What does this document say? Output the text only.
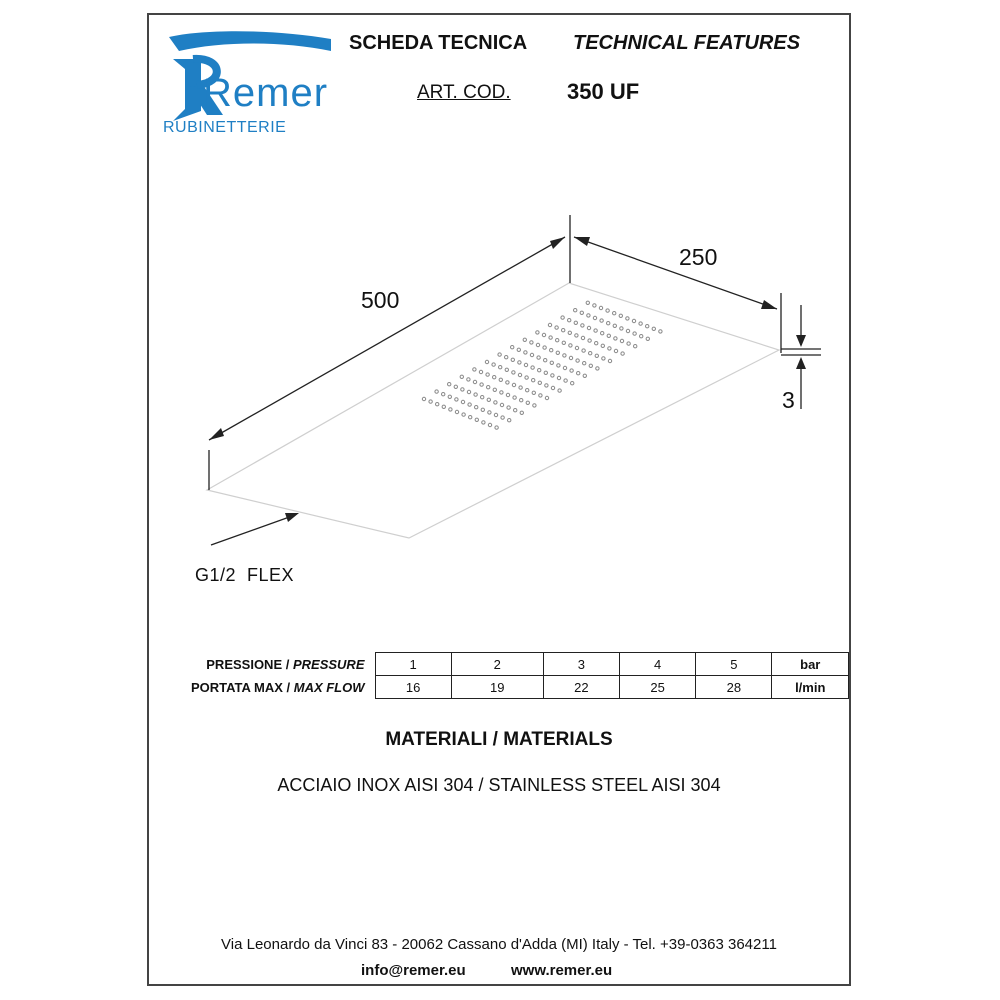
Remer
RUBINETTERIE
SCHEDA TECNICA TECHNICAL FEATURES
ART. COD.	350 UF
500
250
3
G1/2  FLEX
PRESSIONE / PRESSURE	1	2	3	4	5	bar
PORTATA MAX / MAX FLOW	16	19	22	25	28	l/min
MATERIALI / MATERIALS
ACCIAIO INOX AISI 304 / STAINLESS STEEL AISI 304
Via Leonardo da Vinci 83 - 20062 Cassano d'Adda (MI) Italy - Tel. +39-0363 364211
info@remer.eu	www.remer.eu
...
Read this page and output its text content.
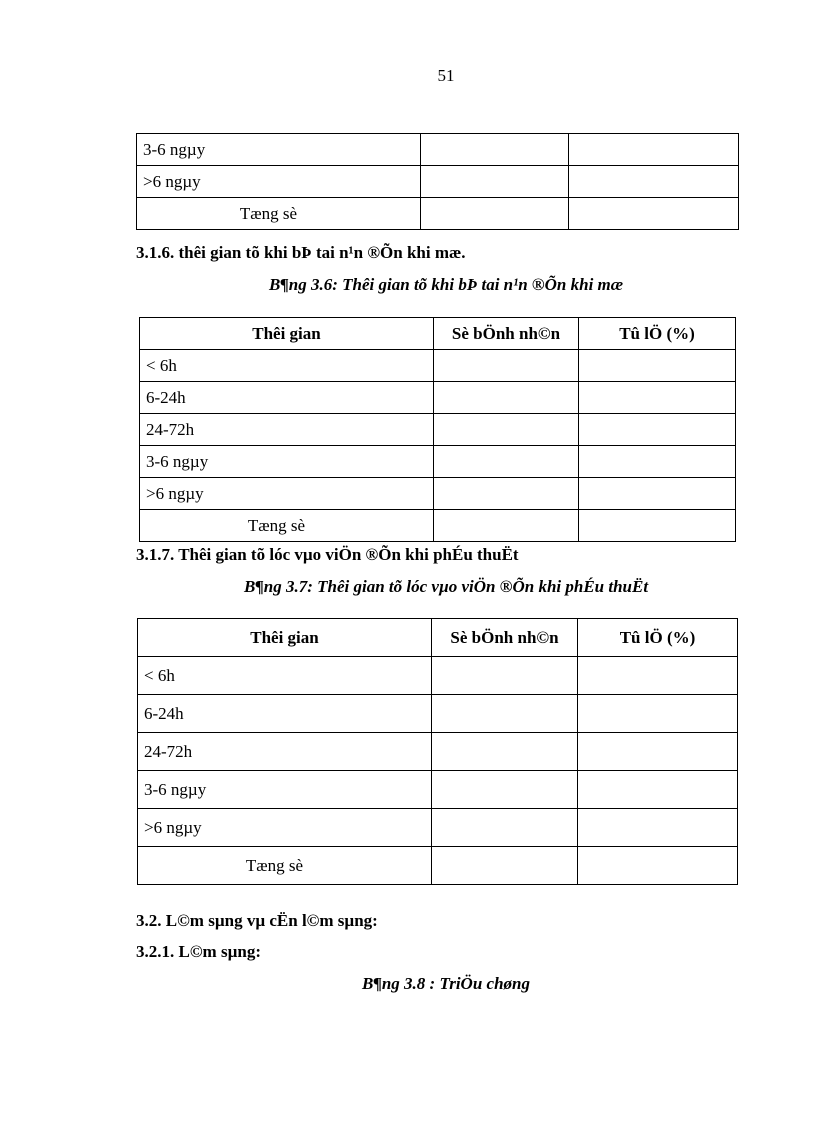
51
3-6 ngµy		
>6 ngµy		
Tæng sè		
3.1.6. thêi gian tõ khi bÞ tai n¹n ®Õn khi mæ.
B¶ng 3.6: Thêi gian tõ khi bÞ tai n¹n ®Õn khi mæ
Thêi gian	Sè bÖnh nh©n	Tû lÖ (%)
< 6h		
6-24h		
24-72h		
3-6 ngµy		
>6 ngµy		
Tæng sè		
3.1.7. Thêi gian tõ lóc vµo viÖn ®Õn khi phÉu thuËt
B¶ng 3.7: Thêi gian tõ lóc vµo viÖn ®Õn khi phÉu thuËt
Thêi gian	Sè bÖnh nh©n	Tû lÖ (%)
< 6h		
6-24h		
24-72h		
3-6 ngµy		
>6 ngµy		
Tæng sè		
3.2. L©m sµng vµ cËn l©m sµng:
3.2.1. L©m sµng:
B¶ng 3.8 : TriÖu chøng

- _To do_:
Go through the listing above line by line and say how many lines hold the word "text". Reply with that number only.

- _Exercise response_:
2